§ **Provided data**
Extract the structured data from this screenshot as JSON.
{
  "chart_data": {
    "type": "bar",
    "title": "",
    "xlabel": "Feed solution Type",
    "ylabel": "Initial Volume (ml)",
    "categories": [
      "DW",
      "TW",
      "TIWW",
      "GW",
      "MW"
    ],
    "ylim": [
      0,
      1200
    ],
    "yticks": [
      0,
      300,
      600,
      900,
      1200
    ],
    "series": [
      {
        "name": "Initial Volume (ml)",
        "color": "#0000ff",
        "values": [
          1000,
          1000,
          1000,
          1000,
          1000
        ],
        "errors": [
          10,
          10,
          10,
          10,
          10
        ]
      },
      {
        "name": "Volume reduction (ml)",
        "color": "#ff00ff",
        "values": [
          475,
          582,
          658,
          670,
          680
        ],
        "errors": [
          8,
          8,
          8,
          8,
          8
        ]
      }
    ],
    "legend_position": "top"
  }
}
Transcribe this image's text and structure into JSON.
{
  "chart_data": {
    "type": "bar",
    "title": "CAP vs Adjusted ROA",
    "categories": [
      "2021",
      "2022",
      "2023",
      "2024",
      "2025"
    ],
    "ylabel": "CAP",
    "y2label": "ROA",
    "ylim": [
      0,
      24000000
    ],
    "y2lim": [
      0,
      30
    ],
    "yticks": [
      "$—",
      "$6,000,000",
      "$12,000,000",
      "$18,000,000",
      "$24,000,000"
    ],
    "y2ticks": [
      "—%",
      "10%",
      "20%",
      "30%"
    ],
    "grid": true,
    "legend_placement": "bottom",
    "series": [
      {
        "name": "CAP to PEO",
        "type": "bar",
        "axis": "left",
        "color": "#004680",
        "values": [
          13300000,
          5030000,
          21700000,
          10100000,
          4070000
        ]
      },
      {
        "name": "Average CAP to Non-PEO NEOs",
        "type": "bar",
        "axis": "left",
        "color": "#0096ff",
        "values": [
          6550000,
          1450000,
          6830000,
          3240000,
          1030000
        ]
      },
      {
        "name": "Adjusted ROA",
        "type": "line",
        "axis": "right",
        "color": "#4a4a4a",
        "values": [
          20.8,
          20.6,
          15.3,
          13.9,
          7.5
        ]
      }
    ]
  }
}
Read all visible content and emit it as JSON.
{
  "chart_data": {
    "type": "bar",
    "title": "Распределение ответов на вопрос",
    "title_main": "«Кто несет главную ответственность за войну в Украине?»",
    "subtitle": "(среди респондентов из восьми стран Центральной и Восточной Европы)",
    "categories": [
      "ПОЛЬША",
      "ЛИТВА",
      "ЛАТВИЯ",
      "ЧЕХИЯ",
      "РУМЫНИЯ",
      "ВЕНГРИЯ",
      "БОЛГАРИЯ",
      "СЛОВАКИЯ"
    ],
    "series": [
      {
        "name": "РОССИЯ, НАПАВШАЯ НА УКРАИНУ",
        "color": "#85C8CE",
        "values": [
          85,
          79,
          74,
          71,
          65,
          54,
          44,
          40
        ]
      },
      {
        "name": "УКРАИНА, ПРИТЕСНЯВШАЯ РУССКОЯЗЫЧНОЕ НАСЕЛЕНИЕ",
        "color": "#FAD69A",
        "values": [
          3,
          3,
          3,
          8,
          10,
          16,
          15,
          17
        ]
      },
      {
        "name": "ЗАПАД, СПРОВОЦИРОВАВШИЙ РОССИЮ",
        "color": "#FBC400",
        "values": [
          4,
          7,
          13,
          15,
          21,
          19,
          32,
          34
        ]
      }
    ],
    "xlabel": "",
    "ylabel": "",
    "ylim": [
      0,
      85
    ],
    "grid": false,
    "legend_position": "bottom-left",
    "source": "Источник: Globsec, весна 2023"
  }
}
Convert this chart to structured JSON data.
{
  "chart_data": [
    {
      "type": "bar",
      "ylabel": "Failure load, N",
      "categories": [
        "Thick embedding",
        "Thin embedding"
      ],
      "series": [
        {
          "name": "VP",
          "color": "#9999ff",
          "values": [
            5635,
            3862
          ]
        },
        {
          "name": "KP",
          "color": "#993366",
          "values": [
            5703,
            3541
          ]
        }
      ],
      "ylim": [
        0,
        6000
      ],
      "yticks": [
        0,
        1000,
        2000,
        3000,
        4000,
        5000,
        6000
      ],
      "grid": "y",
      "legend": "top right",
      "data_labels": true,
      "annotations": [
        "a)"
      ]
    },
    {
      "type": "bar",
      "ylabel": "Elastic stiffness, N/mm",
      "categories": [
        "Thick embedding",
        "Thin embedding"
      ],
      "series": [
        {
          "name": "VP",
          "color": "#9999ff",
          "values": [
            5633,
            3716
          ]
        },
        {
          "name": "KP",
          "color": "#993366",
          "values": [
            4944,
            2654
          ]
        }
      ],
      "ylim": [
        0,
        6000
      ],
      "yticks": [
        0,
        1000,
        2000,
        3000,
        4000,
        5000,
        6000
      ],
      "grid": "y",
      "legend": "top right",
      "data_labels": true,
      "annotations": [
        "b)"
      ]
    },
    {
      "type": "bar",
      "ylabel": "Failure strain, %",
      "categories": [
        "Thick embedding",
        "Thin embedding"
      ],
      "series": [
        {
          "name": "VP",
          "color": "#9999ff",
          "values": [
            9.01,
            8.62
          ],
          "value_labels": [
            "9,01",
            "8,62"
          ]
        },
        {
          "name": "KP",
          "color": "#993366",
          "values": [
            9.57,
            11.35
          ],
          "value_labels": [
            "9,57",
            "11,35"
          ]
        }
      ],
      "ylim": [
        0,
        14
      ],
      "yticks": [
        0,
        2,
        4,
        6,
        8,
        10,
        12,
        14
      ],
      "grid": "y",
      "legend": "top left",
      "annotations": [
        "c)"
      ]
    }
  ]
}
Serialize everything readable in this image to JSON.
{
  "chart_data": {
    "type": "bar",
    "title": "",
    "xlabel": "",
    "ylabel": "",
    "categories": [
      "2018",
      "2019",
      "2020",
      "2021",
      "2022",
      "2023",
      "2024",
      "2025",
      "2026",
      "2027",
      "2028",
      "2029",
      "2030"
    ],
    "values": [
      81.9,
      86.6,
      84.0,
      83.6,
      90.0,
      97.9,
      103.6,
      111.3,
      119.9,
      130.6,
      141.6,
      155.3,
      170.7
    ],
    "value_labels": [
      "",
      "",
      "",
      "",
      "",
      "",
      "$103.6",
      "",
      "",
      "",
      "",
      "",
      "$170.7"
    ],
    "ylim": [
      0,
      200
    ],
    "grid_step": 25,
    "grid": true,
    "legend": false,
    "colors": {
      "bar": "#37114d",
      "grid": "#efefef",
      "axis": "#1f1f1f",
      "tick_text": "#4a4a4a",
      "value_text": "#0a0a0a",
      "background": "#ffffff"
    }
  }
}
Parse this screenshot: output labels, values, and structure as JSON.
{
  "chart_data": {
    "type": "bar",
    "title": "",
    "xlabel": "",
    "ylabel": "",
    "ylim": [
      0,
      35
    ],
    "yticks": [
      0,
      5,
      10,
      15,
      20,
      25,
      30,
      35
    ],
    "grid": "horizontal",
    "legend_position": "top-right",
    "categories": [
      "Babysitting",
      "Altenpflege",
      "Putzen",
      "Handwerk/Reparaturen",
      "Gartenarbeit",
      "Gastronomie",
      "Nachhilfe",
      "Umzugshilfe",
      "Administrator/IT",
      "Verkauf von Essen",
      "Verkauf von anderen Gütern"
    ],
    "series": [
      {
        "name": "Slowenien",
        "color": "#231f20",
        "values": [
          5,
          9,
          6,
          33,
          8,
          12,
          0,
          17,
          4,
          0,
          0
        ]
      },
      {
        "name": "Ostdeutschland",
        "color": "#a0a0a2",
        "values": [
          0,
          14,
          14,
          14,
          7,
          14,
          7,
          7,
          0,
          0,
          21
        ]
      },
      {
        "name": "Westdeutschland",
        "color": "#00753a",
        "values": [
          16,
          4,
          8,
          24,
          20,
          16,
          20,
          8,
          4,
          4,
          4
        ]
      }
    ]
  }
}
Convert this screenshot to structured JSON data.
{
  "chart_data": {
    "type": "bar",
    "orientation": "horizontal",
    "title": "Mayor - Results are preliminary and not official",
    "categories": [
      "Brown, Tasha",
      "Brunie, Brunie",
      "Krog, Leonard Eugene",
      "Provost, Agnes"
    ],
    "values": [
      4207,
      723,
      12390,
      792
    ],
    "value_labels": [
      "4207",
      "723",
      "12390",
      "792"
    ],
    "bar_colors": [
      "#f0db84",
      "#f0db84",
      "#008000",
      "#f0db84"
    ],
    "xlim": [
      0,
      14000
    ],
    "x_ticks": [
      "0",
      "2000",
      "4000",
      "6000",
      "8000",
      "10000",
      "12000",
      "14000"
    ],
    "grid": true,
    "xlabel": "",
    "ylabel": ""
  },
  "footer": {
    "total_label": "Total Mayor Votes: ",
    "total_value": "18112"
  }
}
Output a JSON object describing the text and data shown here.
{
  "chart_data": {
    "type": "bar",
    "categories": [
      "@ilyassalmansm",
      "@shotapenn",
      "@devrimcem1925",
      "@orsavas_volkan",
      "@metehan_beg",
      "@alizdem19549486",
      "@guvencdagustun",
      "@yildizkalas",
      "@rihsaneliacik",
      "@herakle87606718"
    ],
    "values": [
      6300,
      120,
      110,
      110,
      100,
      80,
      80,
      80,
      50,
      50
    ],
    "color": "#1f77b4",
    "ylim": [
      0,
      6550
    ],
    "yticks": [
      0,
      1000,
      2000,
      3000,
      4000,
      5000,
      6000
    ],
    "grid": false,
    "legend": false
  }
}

§ **What to do**
Retype only the lines running from the line with "Output a JSON" to the end of the listing, including both of those lines.

§ **Task solution**
Output a JSON object describing the text and data shown here.
{
  "chart_data": {
    "type": "bar",
    "categories": [
      "@ilyassalmansm",
      "@shotapenn",
      "@devrimcem1925",
      "@orsavas_volkan",
      "@metehan_beg",
      "@alizdem19549486",
      "@guvencdagustun",
      "@yildizkalas",
      "@rihsaneliacik",
      "@herakle87606718"
    ],
    "values": [
      6300,
      120,
      110,
      110,
      100,
      80,
      80,
      80,
      50,
      50
    ],
    "color": "#1f77b4",
    "ylim": [
      0,
      6550
    ],
    "yticks": [
      0,
      1000,
      2000,
      3000,
      4000,
      5000,
      6000
    ],
    "grid": false,
    "legend": false
  }
}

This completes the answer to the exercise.